**Dataset**
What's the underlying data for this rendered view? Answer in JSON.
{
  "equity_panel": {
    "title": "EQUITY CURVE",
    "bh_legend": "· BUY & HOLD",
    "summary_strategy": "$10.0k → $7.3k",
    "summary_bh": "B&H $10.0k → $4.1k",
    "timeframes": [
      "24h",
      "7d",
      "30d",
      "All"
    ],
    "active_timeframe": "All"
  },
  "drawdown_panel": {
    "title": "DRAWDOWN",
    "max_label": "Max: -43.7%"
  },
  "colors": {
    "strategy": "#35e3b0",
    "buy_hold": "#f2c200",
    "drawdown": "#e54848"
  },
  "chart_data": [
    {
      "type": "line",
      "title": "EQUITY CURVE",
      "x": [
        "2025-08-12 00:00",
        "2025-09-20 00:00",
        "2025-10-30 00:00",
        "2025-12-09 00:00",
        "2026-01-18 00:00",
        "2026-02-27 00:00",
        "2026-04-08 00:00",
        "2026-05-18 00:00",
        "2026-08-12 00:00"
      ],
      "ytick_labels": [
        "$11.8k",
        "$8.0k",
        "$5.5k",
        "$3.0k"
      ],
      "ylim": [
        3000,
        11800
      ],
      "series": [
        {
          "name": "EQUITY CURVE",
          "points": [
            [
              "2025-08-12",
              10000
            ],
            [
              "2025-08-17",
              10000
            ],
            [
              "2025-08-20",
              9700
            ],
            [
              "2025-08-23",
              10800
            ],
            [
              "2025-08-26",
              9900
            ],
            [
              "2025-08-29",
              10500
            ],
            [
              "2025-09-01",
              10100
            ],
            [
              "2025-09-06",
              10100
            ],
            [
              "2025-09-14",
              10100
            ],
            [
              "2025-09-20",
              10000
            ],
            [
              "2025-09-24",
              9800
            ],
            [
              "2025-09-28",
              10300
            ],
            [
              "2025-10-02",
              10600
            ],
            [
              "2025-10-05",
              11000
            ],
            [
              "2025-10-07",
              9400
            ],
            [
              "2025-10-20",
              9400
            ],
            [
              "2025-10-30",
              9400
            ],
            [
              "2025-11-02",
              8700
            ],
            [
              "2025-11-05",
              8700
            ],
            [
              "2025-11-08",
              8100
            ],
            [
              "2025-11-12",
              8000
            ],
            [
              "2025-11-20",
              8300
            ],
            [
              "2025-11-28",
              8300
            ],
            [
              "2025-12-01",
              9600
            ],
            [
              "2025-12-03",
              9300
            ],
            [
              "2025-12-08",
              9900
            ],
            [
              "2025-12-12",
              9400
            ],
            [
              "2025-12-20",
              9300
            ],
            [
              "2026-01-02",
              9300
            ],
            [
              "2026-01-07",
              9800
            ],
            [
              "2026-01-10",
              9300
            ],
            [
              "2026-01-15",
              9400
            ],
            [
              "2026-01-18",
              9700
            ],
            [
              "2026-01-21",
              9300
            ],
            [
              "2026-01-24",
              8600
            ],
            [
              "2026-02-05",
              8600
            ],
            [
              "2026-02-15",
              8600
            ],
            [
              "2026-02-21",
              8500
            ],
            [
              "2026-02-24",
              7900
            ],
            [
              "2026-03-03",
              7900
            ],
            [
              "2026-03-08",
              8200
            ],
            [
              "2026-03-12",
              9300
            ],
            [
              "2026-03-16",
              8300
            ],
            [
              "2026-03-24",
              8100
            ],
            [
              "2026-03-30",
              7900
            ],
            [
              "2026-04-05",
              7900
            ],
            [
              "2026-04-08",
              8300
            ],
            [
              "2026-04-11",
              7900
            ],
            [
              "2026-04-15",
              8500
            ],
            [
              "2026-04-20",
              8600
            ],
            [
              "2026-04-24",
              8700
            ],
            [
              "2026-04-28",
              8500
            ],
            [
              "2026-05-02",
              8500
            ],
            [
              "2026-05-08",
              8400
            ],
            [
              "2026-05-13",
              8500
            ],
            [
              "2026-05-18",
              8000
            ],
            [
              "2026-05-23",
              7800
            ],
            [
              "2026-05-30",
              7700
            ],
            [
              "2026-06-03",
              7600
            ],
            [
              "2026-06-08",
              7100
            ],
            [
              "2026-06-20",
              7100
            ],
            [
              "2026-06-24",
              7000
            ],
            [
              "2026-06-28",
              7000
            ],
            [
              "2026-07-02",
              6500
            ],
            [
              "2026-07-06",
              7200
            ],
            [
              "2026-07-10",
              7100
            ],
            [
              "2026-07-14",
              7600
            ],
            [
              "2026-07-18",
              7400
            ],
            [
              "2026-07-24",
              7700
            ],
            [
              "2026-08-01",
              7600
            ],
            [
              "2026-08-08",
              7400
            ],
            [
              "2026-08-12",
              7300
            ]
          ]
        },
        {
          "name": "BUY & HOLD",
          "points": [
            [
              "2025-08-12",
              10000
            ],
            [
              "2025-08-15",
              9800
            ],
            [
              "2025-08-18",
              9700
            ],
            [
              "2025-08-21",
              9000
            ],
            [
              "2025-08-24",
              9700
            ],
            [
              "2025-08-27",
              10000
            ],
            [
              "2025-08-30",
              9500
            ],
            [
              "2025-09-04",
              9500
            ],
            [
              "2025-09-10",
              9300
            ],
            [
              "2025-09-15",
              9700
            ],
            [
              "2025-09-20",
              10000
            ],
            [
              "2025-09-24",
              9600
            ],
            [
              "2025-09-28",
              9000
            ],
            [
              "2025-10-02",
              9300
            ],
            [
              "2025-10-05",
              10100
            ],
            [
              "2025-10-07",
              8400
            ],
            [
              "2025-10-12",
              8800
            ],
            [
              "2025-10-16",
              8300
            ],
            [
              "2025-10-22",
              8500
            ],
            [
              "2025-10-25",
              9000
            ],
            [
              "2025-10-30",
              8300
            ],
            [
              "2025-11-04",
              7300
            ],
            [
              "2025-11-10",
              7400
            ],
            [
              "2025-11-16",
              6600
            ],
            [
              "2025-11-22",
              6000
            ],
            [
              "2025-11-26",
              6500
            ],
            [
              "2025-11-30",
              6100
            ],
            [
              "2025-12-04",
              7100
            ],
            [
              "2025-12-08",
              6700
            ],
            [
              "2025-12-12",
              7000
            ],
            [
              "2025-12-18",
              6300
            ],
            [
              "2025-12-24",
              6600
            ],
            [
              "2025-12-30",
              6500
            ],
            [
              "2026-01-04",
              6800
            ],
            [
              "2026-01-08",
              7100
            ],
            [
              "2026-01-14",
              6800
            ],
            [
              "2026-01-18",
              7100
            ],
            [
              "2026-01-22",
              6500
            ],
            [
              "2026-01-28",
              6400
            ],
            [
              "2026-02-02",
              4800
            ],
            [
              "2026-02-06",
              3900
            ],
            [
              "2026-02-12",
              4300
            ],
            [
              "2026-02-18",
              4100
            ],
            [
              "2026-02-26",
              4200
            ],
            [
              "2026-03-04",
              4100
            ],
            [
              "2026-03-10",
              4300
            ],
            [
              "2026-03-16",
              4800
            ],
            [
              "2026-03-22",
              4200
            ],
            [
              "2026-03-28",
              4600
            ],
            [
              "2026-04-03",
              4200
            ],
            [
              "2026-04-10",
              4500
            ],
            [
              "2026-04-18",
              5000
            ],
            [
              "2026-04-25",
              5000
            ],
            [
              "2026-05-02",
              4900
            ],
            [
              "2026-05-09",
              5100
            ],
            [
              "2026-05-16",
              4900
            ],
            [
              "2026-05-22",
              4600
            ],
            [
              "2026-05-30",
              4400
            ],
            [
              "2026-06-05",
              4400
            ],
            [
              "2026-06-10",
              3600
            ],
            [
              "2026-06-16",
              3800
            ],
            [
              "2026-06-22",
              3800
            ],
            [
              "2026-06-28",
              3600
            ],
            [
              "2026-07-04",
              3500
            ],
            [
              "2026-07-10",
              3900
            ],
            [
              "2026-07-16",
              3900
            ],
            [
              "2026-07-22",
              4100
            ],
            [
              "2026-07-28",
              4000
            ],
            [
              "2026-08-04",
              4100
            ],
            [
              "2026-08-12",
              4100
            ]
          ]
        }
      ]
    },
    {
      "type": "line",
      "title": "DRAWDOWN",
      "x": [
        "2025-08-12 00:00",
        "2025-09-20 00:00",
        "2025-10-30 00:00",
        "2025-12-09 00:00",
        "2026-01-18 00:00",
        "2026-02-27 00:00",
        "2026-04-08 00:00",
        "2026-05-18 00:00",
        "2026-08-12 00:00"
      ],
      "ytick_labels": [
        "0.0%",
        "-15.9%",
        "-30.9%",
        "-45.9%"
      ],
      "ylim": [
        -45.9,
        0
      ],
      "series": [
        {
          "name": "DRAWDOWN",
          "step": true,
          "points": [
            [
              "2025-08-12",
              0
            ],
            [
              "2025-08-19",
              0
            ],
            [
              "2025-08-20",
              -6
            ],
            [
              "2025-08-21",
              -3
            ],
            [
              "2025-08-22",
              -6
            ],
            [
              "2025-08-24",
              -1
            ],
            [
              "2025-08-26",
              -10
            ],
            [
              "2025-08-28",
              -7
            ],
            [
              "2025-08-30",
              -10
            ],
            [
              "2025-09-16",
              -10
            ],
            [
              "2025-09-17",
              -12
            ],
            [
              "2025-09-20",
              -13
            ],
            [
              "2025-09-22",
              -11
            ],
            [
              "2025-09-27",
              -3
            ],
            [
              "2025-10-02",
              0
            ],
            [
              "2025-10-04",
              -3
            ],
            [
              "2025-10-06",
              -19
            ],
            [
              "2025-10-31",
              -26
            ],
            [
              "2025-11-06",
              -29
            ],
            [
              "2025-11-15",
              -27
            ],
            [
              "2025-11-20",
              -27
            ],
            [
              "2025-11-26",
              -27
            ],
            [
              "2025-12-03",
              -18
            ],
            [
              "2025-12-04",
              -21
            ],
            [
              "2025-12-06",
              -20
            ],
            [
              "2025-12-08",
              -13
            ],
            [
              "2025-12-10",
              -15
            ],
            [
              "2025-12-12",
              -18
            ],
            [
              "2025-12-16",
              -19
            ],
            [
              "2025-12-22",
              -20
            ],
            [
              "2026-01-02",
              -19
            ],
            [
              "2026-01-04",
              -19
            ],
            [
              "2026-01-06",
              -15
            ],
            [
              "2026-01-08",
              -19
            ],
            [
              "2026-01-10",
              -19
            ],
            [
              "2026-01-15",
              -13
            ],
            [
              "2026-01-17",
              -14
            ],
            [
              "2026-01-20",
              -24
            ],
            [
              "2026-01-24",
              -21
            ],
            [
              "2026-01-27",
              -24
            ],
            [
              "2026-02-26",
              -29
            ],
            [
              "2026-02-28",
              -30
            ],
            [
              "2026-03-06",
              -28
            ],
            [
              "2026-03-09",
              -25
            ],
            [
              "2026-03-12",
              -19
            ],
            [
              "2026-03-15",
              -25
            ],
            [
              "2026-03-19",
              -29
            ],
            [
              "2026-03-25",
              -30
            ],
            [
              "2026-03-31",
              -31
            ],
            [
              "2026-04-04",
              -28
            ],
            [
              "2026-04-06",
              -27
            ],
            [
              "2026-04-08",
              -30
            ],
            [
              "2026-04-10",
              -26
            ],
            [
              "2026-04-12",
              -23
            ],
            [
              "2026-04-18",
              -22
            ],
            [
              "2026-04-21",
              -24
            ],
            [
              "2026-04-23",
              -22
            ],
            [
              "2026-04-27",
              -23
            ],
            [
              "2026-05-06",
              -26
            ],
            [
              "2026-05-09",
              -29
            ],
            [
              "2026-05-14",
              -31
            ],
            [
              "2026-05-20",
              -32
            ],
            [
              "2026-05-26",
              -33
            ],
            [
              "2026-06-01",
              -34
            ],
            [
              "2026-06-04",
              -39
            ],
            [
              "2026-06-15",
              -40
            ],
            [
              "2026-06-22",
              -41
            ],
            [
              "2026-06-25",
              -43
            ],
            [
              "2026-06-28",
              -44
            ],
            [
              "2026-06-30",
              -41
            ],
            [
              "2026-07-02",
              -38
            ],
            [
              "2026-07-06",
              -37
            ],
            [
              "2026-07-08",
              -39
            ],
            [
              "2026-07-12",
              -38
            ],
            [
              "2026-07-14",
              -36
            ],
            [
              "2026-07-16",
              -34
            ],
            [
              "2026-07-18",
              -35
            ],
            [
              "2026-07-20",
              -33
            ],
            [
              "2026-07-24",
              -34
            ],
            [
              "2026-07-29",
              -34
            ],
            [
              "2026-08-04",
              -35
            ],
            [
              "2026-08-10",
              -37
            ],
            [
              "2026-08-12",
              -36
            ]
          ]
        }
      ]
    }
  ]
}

**Task objective**
Out of the material above, select every line that holds the string "title".

**Final result**
    "title": "EQUITY CURVE",
    "title": "DRAWDOWN",
      "title": "EQUITY CURVE",
      "title": "DRAWDOWN",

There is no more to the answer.